Records
▼

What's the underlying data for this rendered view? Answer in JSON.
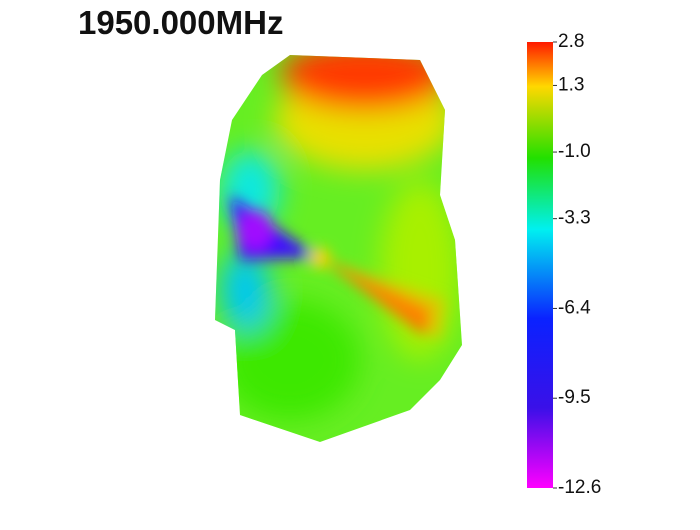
{
  "title": "1950.000MHz",
  "colorbar": {
    "lim": [
      -12.6,
      2.8
    ],
    "ticks": [
      2.8,
      1.3,
      {
        "value": -1.0,
        "label": "-1.0"
      },
      -3.3,
      -6.4,
      -9.5,
      -12.6
    ]
  }
}
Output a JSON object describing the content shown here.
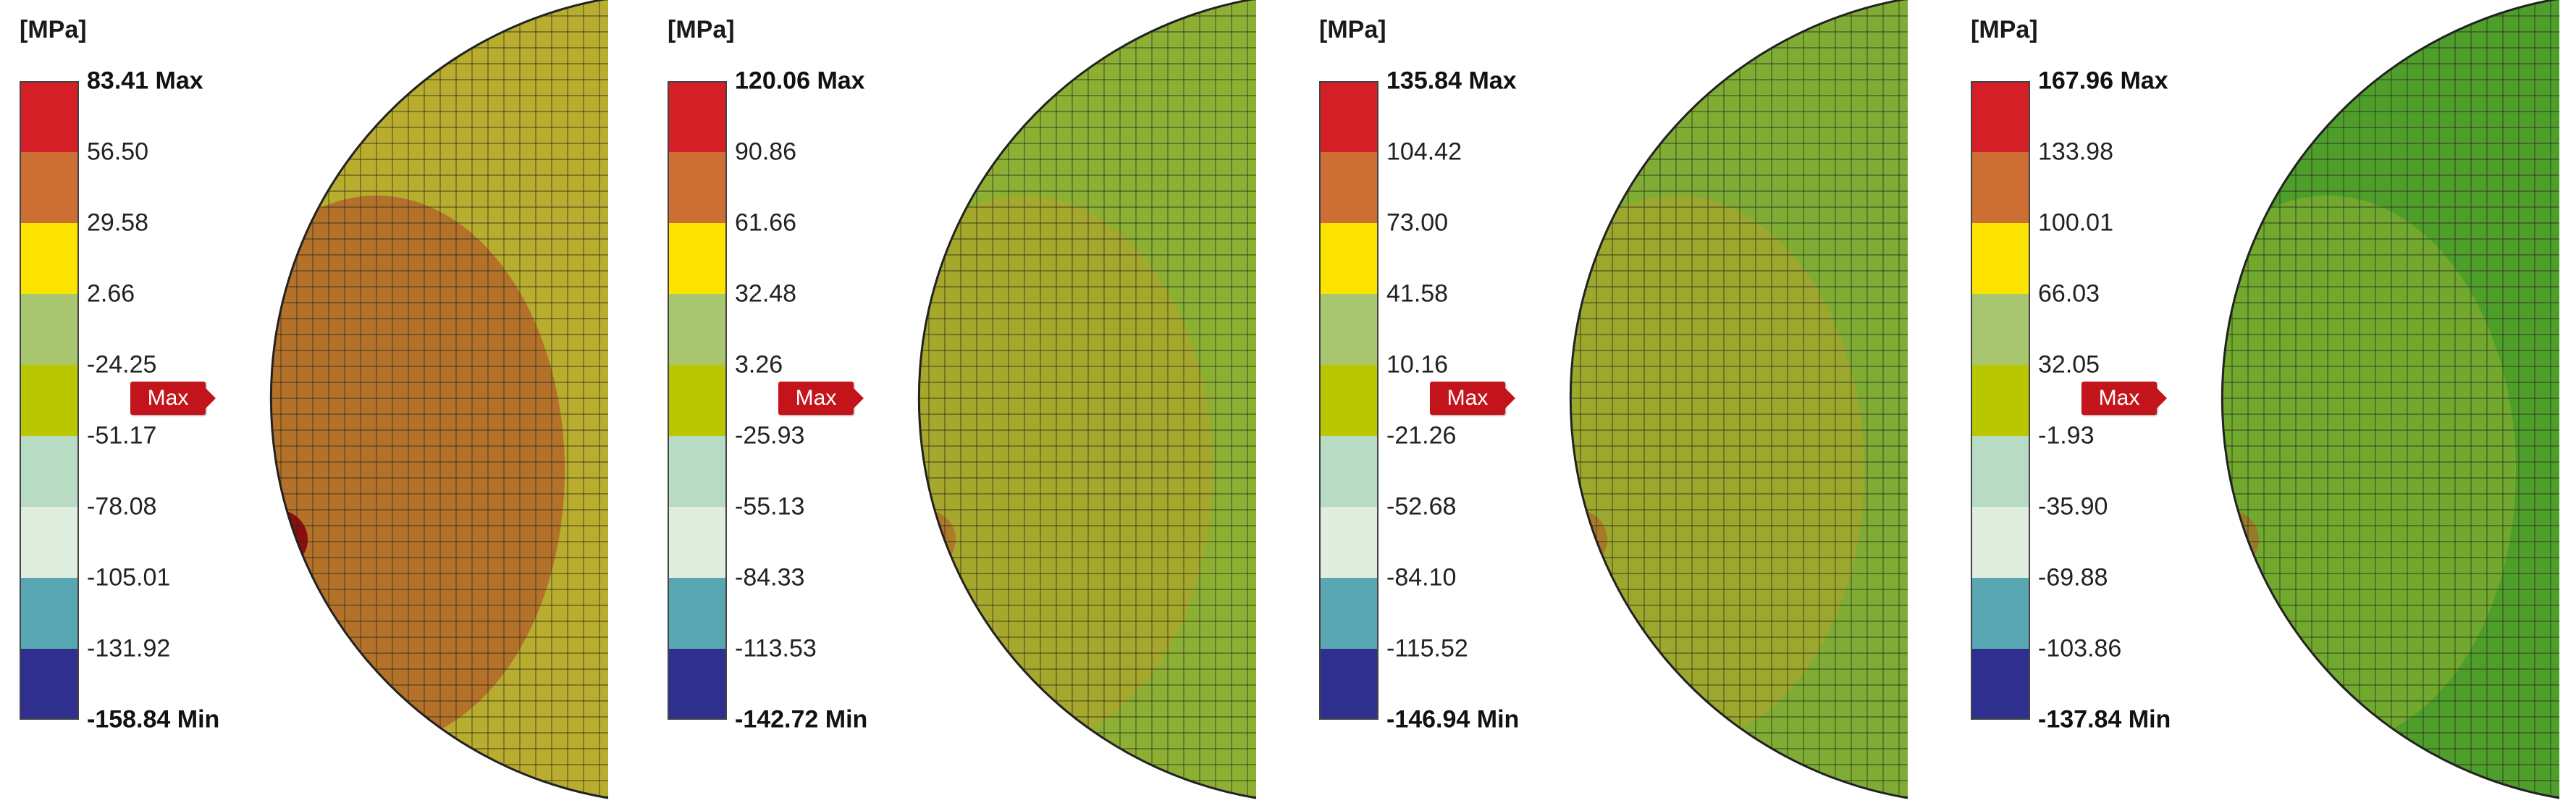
{
  "colorscale": [
    "#d41f26",
    "#cd6e34",
    "#fde400",
    "#a7c66f",
    "#b9c700",
    "#b8dcc3",
    "#dfeedf",
    "#5aa7b4",
    "#2e2f8e"
  ],
  "panels": [
    {
      "unit": "[MPa]",
      "labels": [
        "83.41 Max",
        "56.50",
        "29.58",
        "2.66",
        "-24.25",
        "-51.17",
        "-78.08",
        "-105.01",
        "-131.92",
        "-158.84 Min"
      ],
      "marker": "Max",
      "fill": {
        "base": "#b9ad30",
        "ring": "#b36a2a",
        "hot": "#8c0d0f",
        "edge": "#5aa7b4"
      }
    },
    {
      "unit": "[MPa]",
      "labels": [
        "120.06 Max",
        "90.86",
        "61.66",
        "32.48",
        "3.26",
        "-25.93",
        "-55.13",
        "-84.33",
        "-113.53",
        "-142.72 Min"
      ],
      "marker": "Max",
      "fill": {
        "base": "#8cb033",
        "ring": "#a8a62c",
        "hot": "#b25a28",
        "edge": "#3f8fb0"
      }
    },
    {
      "unit": "[MPa]",
      "labels": [
        "135.84 Max",
        "104.42",
        "73.00",
        "41.58",
        "10.16",
        "-21.26",
        "-52.68",
        "-84.10",
        "-115.52",
        "-146.94 Min"
      ],
      "marker": "Max",
      "fill": {
        "base": "#7fac34",
        "ring": "#9ea62c",
        "hot": "#b25a28",
        "edge": "#3f8fb0"
      }
    },
    {
      "unit": "[MPa]",
      "labels": [
        "167.96 Max",
        "133.98",
        "100.01",
        "66.03",
        "32.05",
        "-1.93",
        "-35.90",
        "-69.88",
        "-103.86",
        "-137.84 Min"
      ],
      "marker": "Max",
      "fill": {
        "base": "#4e9e2c",
        "ring": "#74aa2e",
        "hot": "#b25a28",
        "edge": "#3f8fb0"
      }
    }
  ]
}
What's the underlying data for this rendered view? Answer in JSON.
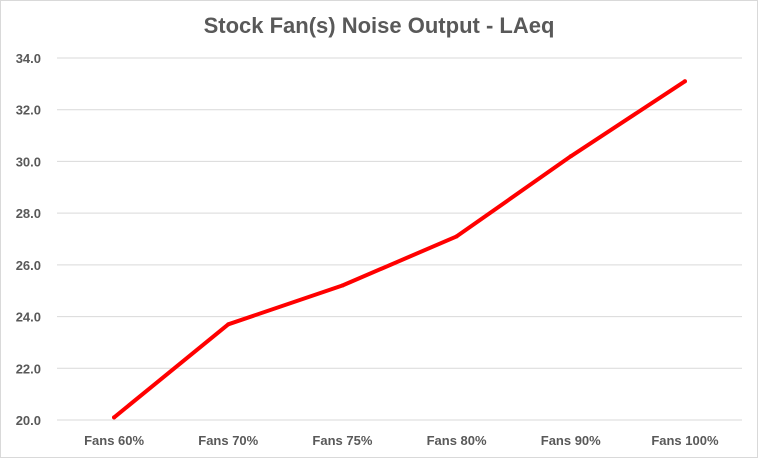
{
  "chart_data": {
    "type": "line",
    "title": "Stock Fan(s) Noise Output - LAeq",
    "xlabel": "",
    "ylabel": "",
    "categories": [
      "Fans 60%",
      "Fans 70%",
      "Fans 75%",
      "Fans 80%",
      "Fans 90%",
      "Fans 100%"
    ],
    "series": [
      {
        "values": [
          20.1,
          23.7,
          25.2,
          27.1,
          30.2,
          33.1
        ],
        "color": "#ff0000"
      }
    ],
    "ylim": [
      20.0,
      34.0
    ],
    "yticks": [
      "20.0",
      "22.0",
      "24.0",
      "26.0",
      "28.0",
      "30.0",
      "32.0",
      "34.0"
    ],
    "grid": true,
    "legend": "none"
  }
}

▲

### Exercise brief
Copy out all the records exactly, excluding pictures.

### In response
What's the underlying data for this rendered view? Answer in JSON.
{
  "title": "1950.000MHz",
  "colorbar": {
    "lim": [
      -12.6,
      2.8
    ],
    "ticks": [
      2.8,
      1.3,
      {
        "value": -1.0,
        "label": "-1.0"
      },
      -3.3,
      -6.4,
      -9.5,
      -12.6
    ]
  }
}
Output a JSON object describing the content shown here.
{
  "colorscale": [
    "#d41f26",
    "#cd6e34",
    "#fde400",
    "#a7c66f",
    "#b9c700",
    "#b8dcc3",
    "#dfeedf",
    "#5aa7b4",
    "#2e2f8e"
  ],
  "panels": [
    {
      "unit": "[MPa]",
      "labels": [
        "83.41 Max",
        "56.50",
        "29.58",
        "2.66",
        "-24.25",
        "-51.17",
        "-78.08",
        "-105.01",
        "-131.92",
        "-158.84 Min"
      ],
      "marker": "Max",
      "fill": {
        "base": "#b9ad30",
        "ring": "#b36a2a",
        "hot": "#8c0d0f",
        "edge": "#5aa7b4"
      }
    },
    {
      "unit": "[MPa]",
      "labels": [
        "120.06 Max",
        "90.86",
        "61.66",
        "32.48",
        "3.26",
        "-25.93",
        "-55.13",
        "-84.33",
        "-113.53",
        "-142.72 Min"
      ],
      "marker": "Max",
      "fill": {
        "base": "#8cb033",
        "ring": "#a8a62c",
        "hot": "#b25a28",
        "edge": "#3f8fb0"
      }
    },
    {
      "unit": "[MPa]",
      "labels": [
        "135.84 Max",
        "104.42",
        "73.00",
        "41.58",
        "10.16",
        "-21.26",
        "-52.68",
        "-84.10",
        "-115.52",
        "-146.94 Min"
      ],
      "marker": "Max",
      "fill": {
        "base": "#7fac34",
        "ring": "#9ea62c",
        "hot": "#b25a28",
        "edge": "#3f8fb0"
      }
    },
    {
      "unit": "[MPa]",
      "labels": [
        "167.96 Max",
        "133.98",
        "100.01",
        "66.03",
        "32.05",
        "-1.93",
        "-35.90",
        "-69.88",
        "-103.86",
        "-137.84 Min"
      ],
      "marker": "Max",
      "fill": {
        "base": "#4e9e2c",
        "ring": "#74aa2e",
        "hot": "#b25a28",
        "edge": "#3f8fb0"
      }
    }
  ]
}
What's the underlying data for this rendered view? Answer in JSON.
{
  "chart_data": {
    "type": "line",
    "title": "Stock Fan(s) Noise Output - LAeq",
    "xlabel": "",
    "ylabel": "",
    "categories": [
      "Fans 60%",
      "Fans 70%",
      "Fans 75%",
      "Fans 80%",
      "Fans 90%",
      "Fans 100%"
    ],
    "series": [
      {
        "values": [
          20.1,
          23.7,
          25.2,
          27.1,
          30.2,
          33.1
        ],
        "color": "#ff0000"
      }
    ],
    "ylim": [
      20.0,
      34.0
    ],
    "yticks": [
      "20.0",
      "22.0",
      "24.0",
      "26.0",
      "28.0",
      "30.0",
      "32.0",
      "34.0"
    ],
    "grid": true,
    "legend": "none"
  }
}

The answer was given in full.